Figure record extracts
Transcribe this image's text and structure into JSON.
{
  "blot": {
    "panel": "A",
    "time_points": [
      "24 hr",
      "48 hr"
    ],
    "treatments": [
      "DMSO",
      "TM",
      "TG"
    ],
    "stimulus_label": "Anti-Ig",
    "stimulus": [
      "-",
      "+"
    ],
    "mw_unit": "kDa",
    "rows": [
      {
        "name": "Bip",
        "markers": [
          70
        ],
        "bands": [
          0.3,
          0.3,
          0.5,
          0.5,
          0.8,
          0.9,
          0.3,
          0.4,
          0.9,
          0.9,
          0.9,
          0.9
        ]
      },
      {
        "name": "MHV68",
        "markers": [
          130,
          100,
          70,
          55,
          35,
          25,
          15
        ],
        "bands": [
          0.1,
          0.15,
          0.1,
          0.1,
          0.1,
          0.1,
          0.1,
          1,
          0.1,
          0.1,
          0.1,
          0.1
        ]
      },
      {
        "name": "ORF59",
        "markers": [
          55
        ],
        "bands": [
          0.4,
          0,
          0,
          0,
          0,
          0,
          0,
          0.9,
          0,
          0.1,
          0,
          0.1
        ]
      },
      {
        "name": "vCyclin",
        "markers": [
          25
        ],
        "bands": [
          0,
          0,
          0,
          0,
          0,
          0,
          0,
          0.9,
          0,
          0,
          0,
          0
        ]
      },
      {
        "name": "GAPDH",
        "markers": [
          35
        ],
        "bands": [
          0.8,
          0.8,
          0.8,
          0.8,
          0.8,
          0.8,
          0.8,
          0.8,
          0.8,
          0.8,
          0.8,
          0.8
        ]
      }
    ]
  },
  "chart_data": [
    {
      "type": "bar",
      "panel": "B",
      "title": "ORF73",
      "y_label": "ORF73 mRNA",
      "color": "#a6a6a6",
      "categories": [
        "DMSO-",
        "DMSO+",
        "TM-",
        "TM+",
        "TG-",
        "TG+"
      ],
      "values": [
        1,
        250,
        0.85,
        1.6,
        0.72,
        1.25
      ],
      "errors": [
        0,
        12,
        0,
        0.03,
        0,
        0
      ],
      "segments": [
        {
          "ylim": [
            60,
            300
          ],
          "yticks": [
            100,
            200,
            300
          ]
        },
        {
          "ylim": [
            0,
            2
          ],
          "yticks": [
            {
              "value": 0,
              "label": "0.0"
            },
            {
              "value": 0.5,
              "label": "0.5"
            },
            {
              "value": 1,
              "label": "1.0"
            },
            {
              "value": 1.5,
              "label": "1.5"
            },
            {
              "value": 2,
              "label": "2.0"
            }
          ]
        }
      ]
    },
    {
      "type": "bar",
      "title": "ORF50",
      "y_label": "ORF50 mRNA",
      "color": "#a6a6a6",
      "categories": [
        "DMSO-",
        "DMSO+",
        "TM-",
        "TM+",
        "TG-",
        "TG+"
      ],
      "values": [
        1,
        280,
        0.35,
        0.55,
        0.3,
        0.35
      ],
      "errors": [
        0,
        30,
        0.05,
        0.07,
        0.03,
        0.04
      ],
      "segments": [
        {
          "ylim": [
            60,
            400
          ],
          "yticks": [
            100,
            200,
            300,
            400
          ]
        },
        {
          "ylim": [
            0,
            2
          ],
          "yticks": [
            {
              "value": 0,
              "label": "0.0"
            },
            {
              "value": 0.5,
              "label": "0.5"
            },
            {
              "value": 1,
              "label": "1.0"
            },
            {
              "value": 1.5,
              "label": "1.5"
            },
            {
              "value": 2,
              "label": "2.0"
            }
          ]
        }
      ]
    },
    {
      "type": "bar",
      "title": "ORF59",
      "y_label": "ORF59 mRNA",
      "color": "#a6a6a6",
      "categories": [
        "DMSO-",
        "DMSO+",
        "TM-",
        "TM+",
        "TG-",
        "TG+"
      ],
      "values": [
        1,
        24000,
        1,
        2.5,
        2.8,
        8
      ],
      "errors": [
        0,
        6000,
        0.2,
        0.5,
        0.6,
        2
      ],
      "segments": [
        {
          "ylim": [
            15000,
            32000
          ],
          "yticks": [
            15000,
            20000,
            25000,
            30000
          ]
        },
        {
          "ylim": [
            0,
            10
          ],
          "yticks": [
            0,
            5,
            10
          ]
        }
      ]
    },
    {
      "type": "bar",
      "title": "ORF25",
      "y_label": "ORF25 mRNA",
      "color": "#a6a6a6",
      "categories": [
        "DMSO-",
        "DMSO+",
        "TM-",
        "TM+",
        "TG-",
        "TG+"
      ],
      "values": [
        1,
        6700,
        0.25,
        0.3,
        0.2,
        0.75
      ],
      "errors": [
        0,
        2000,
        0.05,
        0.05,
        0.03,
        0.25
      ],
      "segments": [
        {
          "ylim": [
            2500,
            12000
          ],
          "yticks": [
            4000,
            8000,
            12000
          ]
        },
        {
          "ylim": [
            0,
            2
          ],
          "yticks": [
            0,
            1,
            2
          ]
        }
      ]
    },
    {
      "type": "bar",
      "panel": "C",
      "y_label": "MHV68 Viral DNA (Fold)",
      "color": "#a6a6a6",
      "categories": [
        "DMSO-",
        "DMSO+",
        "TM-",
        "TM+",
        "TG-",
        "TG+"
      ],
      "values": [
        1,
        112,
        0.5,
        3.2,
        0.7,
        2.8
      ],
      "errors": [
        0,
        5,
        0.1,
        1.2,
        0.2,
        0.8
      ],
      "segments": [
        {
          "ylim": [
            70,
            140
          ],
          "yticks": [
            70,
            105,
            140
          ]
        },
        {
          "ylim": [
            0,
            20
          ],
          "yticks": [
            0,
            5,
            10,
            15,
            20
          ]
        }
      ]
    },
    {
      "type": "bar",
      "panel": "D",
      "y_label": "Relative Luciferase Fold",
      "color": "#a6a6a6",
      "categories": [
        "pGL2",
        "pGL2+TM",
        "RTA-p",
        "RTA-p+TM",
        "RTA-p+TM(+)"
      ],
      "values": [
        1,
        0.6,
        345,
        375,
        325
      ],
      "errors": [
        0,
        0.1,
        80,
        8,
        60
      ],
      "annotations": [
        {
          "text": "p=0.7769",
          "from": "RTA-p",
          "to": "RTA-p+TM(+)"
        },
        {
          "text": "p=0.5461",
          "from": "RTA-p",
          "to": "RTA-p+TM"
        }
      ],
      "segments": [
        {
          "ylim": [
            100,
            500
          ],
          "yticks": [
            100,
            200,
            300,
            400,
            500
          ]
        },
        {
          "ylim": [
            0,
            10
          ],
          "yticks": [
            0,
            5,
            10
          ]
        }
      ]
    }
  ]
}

(Exercise requirements): Locate the lines above that hold the word "title". Show every one of them.

(Reply to the exercise):
      "title": "ORF73",
      "title": "ORF50",
      "title": "ORF59",
      "title": "ORF25",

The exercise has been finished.